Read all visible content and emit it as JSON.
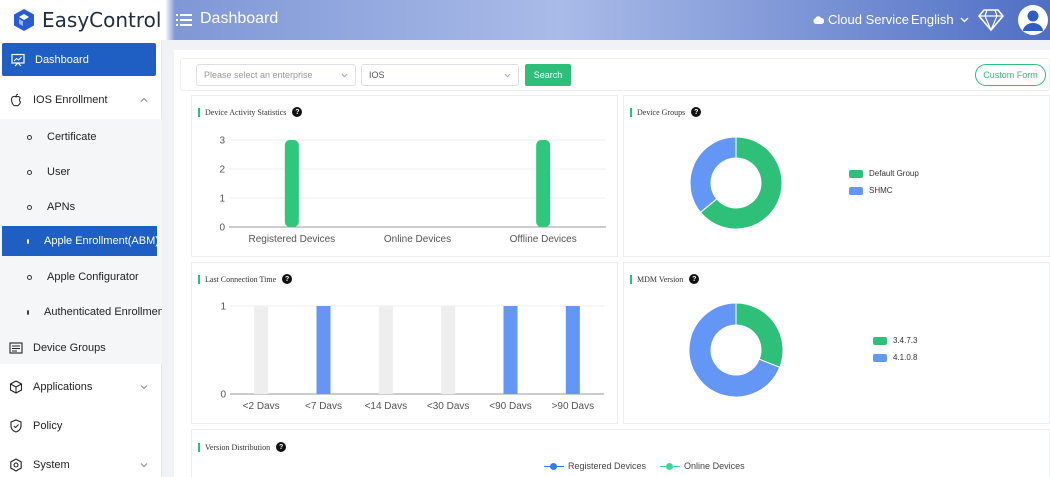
{
  "app": {
    "name": "EasyControl"
  },
  "header": {
    "title": "Dashboard",
    "cloud_label": "Cloud Service",
    "language": "English"
  },
  "sidebar": {
    "items": [
      {
        "label": "Dashboard",
        "icon": "dashboard-icon"
      },
      {
        "label": "IOS Enrollment",
        "icon": "apple-icon"
      },
      {
        "label": "Device Groups",
        "icon": "device-groups-icon"
      },
      {
        "label": "Applications",
        "icon": "applications-icon"
      },
      {
        "label": "Policy",
        "icon": "policy-icon"
      },
      {
        "label": "System",
        "icon": "system-icon"
      }
    ],
    "sub_items": [
      {
        "label": "Certificate"
      },
      {
        "label": "User"
      },
      {
        "label": "APNs"
      },
      {
        "label": "Apple Enrollment(ABM)"
      },
      {
        "label": "Apple Configurator"
      },
      {
        "label": "Authenticated Enrollment"
      }
    ]
  },
  "filters": {
    "enterprise_placeholder": "Please select an enterprise",
    "platform_value": "IOS",
    "search_label": "Search",
    "custom_form_label": "Custom Form"
  },
  "cards": {
    "activity": {
      "title": "Device Activity Statistics"
    },
    "groups": {
      "title": "Device Groups"
    },
    "last_connection": {
      "title": "Last Connection Time"
    },
    "mdm": {
      "title": "MDM Version"
    },
    "version_dist": {
      "title": "Version Distribution"
    }
  },
  "chart_data": [
    {
      "type": "bar",
      "title": "Device Activity Statistics",
      "categories": [
        "Registered Devices",
        "Online Devices",
        "Offline Devices"
      ],
      "values": [
        3,
        0,
        3
      ],
      "yticks": [
        0,
        1,
        2,
        3
      ],
      "ylim": [
        0,
        3
      ],
      "color": "#2ec77e"
    },
    {
      "type": "pie",
      "title": "Device Groups",
      "labels": [
        "Default Group",
        "SHMC"
      ],
      "values": [
        0.64,
        0.36
      ],
      "colors": [
        "#2ebf78",
        "#6496f5"
      ],
      "legend": "right"
    },
    {
      "type": "bar",
      "title": "Last Connection Time",
      "categories": [
        "<2 Davs",
        "<7 Davs",
        "<14 Davs",
        "<30 Davs",
        "<90 Davs",
        ">90 Davs"
      ],
      "values": [
        0,
        1,
        0,
        0,
        1,
        1
      ],
      "yticks": [
        0,
        1
      ],
      "ylim": [
        0,
        1
      ],
      "color": "#6496f5",
      "background_bars": true
    },
    {
      "type": "pie",
      "title": "MDM Version",
      "labels": [
        "3.4.7.3",
        "4.1.0.8"
      ],
      "values": [
        0.31,
        0.69
      ],
      "colors": [
        "#2ebf78",
        "#6496f5"
      ],
      "legend": "right"
    },
    {
      "type": "line",
      "title": "Version Distribution",
      "series": [
        {
          "name": "Registered Devices",
          "color": "#2f7cf0"
        },
        {
          "name": "Online Devices",
          "color": "#3fd49a"
        }
      ],
      "legend": "bottom"
    }
  ]
}
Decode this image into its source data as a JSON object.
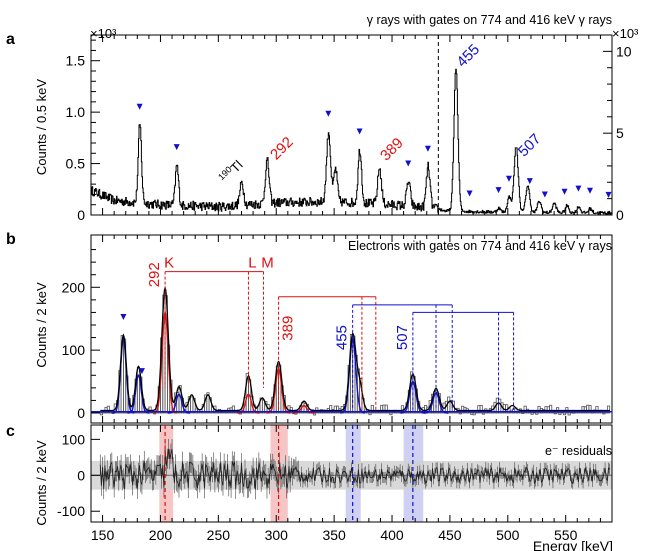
{
  "figure": {
    "x_axis": {
      "label": "Energy [keV]",
      "range": [
        140,
        590
      ],
      "ticks": [
        150,
        200,
        250,
        300,
        350,
        400,
        450,
        500,
        550
      ]
    }
  },
  "chart_data": [
    {
      "panel": "a",
      "type": "line",
      "title": "γ rays with gates on 774 and 416 keV γ rays",
      "ylabel": "Counts / 0.5 keV",
      "exponent_label": "×10³",
      "ylim": [
        0,
        1750
      ],
      "y_ticks": [
        {
          "value": 0,
          "label": "0"
        },
        {
          "value": 500,
          "label": "0.5"
        },
        {
          "value": 1000,
          "label": "1.0"
        },
        {
          "value": 1500,
          "label": "1.5"
        }
      ],
      "right_axis": {
        "applies_above_x": 440,
        "ylim": [
          0,
          11000
        ],
        "ticks": [
          0,
          5,
          10
        ],
        "exponent_label": "×10³"
      },
      "dashed_line_x": 440,
      "baseline": [
        [
          140,
          240
        ],
        [
          160,
          140
        ],
        [
          200,
          100
        ],
        [
          250,
          80
        ],
        [
          300,
          120
        ],
        [
          350,
          130
        ],
        [
          400,
          100
        ],
        [
          440,
          60
        ],
        [
          445,
          40
        ],
        [
          500,
          25
        ],
        [
          590,
          20
        ]
      ],
      "peaks": [
        {
          "x": 182,
          "height": 760,
          "width": 1.4
        },
        {
          "x": 214,
          "height": 390,
          "width": 1.4
        },
        {
          "x": 270,
          "height": 220,
          "width": 1.6
        },
        {
          "x": 292,
          "height": 420,
          "width": 1.6
        },
        {
          "x": 345,
          "height": 680,
          "width": 1.7
        },
        {
          "x": 351,
          "height": 320,
          "width": 1.5
        },
        {
          "x": 372,
          "height": 520,
          "width": 1.5
        },
        {
          "x": 389,
          "height": 350,
          "width": 1.6
        },
        {
          "x": 414,
          "height": 240,
          "width": 1.6
        },
        {
          "x": 431,
          "height": 400,
          "width": 1.6
        },
        {
          "x": 455,
          "height": 1395,
          "width": 1.7
        },
        {
          "x": 492,
          "height": 40,
          "width": 1.5
        },
        {
          "x": 501,
          "height": 150,
          "width": 1.6
        },
        {
          "x": 507,
          "height": 640,
          "width": 1.8
        },
        {
          "x": 517,
          "height": 260,
          "width": 1.7
        },
        {
          "x": 527,
          "height": 110,
          "width": 1.6
        },
        {
          "x": 540,
          "height": 90,
          "width": 1.6
        },
        {
          "x": 551,
          "height": 70,
          "width": 1.5
        },
        {
          "x": 561,
          "height": 60,
          "width": 1.5
        },
        {
          "x": 571,
          "height": 40,
          "width": 1.5
        }
      ],
      "markers": [
        182,
        214,
        345,
        372,
        414,
        431,
        467,
        492,
        501,
        519,
        532,
        549,
        561,
        571,
        587
      ],
      "peak_labels": [
        {
          "text": "292",
          "x": 300,
          "y": 530,
          "color": "#dd1111",
          "rotate": -45
        },
        {
          "text": "389",
          "x": 395,
          "y": 520,
          "color": "#dd1111",
          "rotate": -45
        },
        {
          "text": "455",
          "x": 461,
          "y": 1430,
          "color": "#1111cc",
          "rotate": -45
        },
        {
          "text": "507",
          "x": 514,
          "y": 560,
          "color": "#1111cc",
          "rotate": -45
        }
      ],
      "tl_label": {
        "mass": "190",
        "symbol": "Tl",
        "x": 256,
        "y": 300
      }
    },
    {
      "panel": "b",
      "type": "bar",
      "title": "Electrons with gates on 774 and 416 keV γ rays",
      "ylabel": "Counts / 2 keV",
      "ylim": [
        0,
        280
      ],
      "y_ticks": [
        0,
        100,
        200
      ],
      "electron_peaks": [
        {
          "x": 168,
          "height": 120,
          "width": 2.5
        },
        {
          "x": 181,
          "height": 70,
          "width": 2.5
        },
        {
          "x": 204,
          "height": 195,
          "width": 2.8
        },
        {
          "x": 216,
          "height": 38,
          "width": 2.5
        },
        {
          "x": 227,
          "height": 25,
          "width": 2.5
        },
        {
          "x": 241,
          "height": 25,
          "width": 2.5
        },
        {
          "x": 276,
          "height": 55,
          "width": 2.5
        },
        {
          "x": 288,
          "height": 20,
          "width": 2.5
        },
        {
          "x": 302,
          "height": 78,
          "width": 2.8
        },
        {
          "x": 324,
          "height": 15,
          "width": 2.5
        },
        {
          "x": 366,
          "height": 120,
          "width": 2.8
        },
        {
          "x": 372,
          "height": 40,
          "width": 2.5
        },
        {
          "x": 418,
          "height": 58,
          "width": 2.8
        },
        {
          "x": 438,
          "height": 35,
          "width": 2.8
        },
        {
          "x": 450,
          "height": 15,
          "width": 2.5
        },
        {
          "x": 492,
          "height": 12,
          "width": 2.5
        },
        {
          "x": 504,
          "height": 8,
          "width": 2.5
        }
      ],
      "component_curves": [
        {
          "color": "#1111cc",
          "peaks": [
            [
              168,
              118,
              2.4
            ],
            [
              181,
              60,
              2.4
            ],
            [
              216,
              30,
              2.4
            ],
            [
              366,
              118,
              2.7
            ],
            [
              418,
              50,
              2.7
            ],
            [
              438,
              32,
              2.7
            ]
          ]
        },
        {
          "color": "#dd1111",
          "peaks": [
            [
              204,
              160,
              2.6
            ],
            [
              276,
              30,
              2.4
            ],
            [
              302,
              70,
              2.6
            ],
            [
              324,
              12,
              2.4
            ]
          ]
        }
      ],
      "markers": [
        168,
        184
      ],
      "group_292": {
        "label": "292",
        "color": "#dd1111",
        "lines": [
          {
            "x": 204,
            "text": "K"
          },
          {
            "x": 276,
            "text": "L"
          },
          {
            "x": 289,
            "text": "M"
          }
        ],
        "bracket_y": 225,
        "bottom_y": 40,
        "label_y": 200
      },
      "group_389": {
        "label": "389",
        "color": "#dd1111",
        "lines": [
          {
            "x": 302
          },
          {
            "x": 374
          },
          {
            "x": 386
          }
        ],
        "bracket_y": 185,
        "bottom_y": 5,
        "label_y": 115
      },
      "group_455": {
        "label": "455",
        "color": "#1111cc",
        "lines": [
          {
            "x": 366
          },
          {
            "x": 438
          },
          {
            "x": 452
          }
        ],
        "bracket_y": 172,
        "bottom_y": 5,
        "label_y": 100
      },
      "group_507": {
        "label": "507",
        "color": "#1111cc",
        "lines": [
          {
            "x": 418
          },
          {
            "x": 492
          },
          {
            "x": 505
          }
        ],
        "bracket_y": 160,
        "bottom_y": 5,
        "label_y": 100
      }
    },
    {
      "panel": "c",
      "type": "scatter",
      "title": "e⁻ residuals",
      "ylabel": "Counts / 2 keV",
      "ylim": [
        -130,
        140
      ],
      "y_ticks": [
        -100,
        0,
        100
      ],
      "band": [
        -40,
        40
      ],
      "highlights": [
        {
          "x0": 199,
          "x1": 211,
          "color": "#f4b8b8"
        },
        {
          "x0": 295,
          "x1": 310,
          "color": "#f4b8b8"
        },
        {
          "x0": 360,
          "x1": 373,
          "color": "#c4c4f0"
        },
        {
          "x0": 410,
          "x1": 427,
          "color": "#c4c4f0"
        }
      ],
      "dashed_lines": [
        {
          "x": 204,
          "color": "#dd1111"
        },
        {
          "x": 302,
          "color": "#dd1111"
        },
        {
          "x": 366,
          "color": "#1111cc"
        },
        {
          "x": 418,
          "color": "#1111cc"
        }
      ]
    }
  ]
}
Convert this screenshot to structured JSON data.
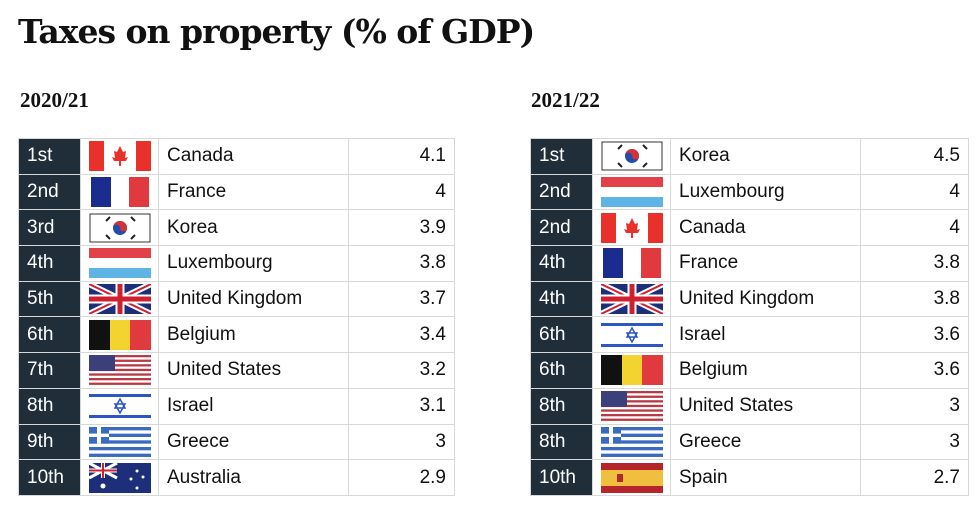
{
  "title": "Taxes on property (% of GDP)",
  "tables": [
    {
      "heading": "2020/21",
      "rows": [
        {
          "rank": "1st",
          "flag": "canada-flag",
          "country": "Canada",
          "value": "4.1"
        },
        {
          "rank": "2nd",
          "flag": "france-flag",
          "country": "France",
          "value": "4"
        },
        {
          "rank": "3rd",
          "flag": "korea-flag",
          "country": "Korea",
          "value": "3.9"
        },
        {
          "rank": "4th",
          "flag": "luxembourg-flag",
          "country": "Luxembourg",
          "value": "3.8"
        },
        {
          "rank": "5th",
          "flag": "uk-flag",
          "country": "United Kingdom",
          "value": "3.7"
        },
        {
          "rank": "6th",
          "flag": "belgium-flag",
          "country": "Belgium",
          "value": "3.4"
        },
        {
          "rank": "7th",
          "flag": "us-flag",
          "country": "United States",
          "value": "3.2"
        },
        {
          "rank": "8th",
          "flag": "israel-flag",
          "country": "Israel",
          "value": "3.1"
        },
        {
          "rank": "9th",
          "flag": "greece-flag",
          "country": "Greece",
          "value": "3"
        },
        {
          "rank": "10th",
          "flag": "australia-flag",
          "country": "Australia",
          "value": "2.9"
        }
      ]
    },
    {
      "heading": "2021/22",
      "rows": [
        {
          "rank": "1st",
          "flag": "korea-flag",
          "country": "Korea",
          "value": "4.5"
        },
        {
          "rank": "2nd",
          "flag": "luxembourg-flag",
          "country": "Luxembourg",
          "value": "4"
        },
        {
          "rank": "2nd",
          "flag": "canada-flag",
          "country": "Canada",
          "value": "4"
        },
        {
          "rank": "4th",
          "flag": "france-flag",
          "country": "France",
          "value": "3.8"
        },
        {
          "rank": "4th",
          "flag": "uk-flag",
          "country": "United Kingdom",
          "value": "3.8"
        },
        {
          "rank": "6th",
          "flag": "israel-flag",
          "country": "Israel",
          "value": "3.6"
        },
        {
          "rank": "6th",
          "flag": "belgium-flag",
          "country": "Belgium",
          "value": "3.6"
        },
        {
          "rank": "8th",
          "flag": "us-flag",
          "country": "United States",
          "value": "3"
        },
        {
          "rank": "8th",
          "flag": "greece-flag",
          "country": "Greece",
          "value": "3"
        },
        {
          "rank": "10th",
          "flag": "spain-flag",
          "country": "Spain",
          "value": "2.7"
        }
      ]
    }
  ]
}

■ ■ ■ ■

**Instruction:**
Extract each line from the entries above that contains the string "Davs".

**Task solution:**
        "<2 Davs",
        "<7 Davs",
        "<14 Davs",
        "<30 Davs",
        "<90 Davs",
        ">90 Davs"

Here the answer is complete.